_What you need to do_: Single out the lines that include the word "tilsyn". Copy them.

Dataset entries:
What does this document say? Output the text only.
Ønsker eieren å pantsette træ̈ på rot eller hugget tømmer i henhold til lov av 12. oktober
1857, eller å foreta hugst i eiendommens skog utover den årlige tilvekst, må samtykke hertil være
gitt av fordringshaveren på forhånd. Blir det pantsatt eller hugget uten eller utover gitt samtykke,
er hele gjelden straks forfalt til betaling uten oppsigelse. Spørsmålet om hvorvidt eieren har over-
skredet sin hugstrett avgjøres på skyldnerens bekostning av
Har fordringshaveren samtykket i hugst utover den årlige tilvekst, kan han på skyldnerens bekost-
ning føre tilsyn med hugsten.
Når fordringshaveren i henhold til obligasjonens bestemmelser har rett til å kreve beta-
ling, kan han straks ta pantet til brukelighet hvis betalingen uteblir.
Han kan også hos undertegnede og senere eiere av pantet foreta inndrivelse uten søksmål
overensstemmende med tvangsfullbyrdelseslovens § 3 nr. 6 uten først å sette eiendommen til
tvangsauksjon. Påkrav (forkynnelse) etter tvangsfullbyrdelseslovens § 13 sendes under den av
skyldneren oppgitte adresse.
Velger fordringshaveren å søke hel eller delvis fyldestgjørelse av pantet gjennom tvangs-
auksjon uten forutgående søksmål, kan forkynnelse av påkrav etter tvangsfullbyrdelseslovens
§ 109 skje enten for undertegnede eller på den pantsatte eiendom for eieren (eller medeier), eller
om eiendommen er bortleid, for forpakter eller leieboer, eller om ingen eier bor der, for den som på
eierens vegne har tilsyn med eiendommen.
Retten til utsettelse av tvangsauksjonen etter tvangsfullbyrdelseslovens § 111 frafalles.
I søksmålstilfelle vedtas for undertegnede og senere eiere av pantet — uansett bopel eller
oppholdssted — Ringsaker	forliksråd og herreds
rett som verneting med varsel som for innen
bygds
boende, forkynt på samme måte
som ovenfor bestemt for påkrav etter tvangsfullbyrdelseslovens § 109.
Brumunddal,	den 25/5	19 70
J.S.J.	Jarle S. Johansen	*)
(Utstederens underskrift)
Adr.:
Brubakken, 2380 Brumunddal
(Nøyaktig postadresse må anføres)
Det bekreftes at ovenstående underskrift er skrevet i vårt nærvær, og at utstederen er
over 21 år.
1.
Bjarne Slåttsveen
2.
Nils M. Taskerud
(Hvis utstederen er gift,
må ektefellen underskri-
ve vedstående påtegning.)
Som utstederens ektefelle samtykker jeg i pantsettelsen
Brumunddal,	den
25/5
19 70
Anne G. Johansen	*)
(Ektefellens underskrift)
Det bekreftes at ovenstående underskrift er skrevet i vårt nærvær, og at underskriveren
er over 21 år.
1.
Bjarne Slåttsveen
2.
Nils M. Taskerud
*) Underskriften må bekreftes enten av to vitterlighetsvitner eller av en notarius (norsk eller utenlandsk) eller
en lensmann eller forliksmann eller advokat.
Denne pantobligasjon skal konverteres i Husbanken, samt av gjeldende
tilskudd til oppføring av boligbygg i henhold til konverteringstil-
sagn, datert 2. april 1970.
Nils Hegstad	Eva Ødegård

_The result_:
ning føre tilsyn med hugsten.
eierens vegne har tilsyn med eiendommen.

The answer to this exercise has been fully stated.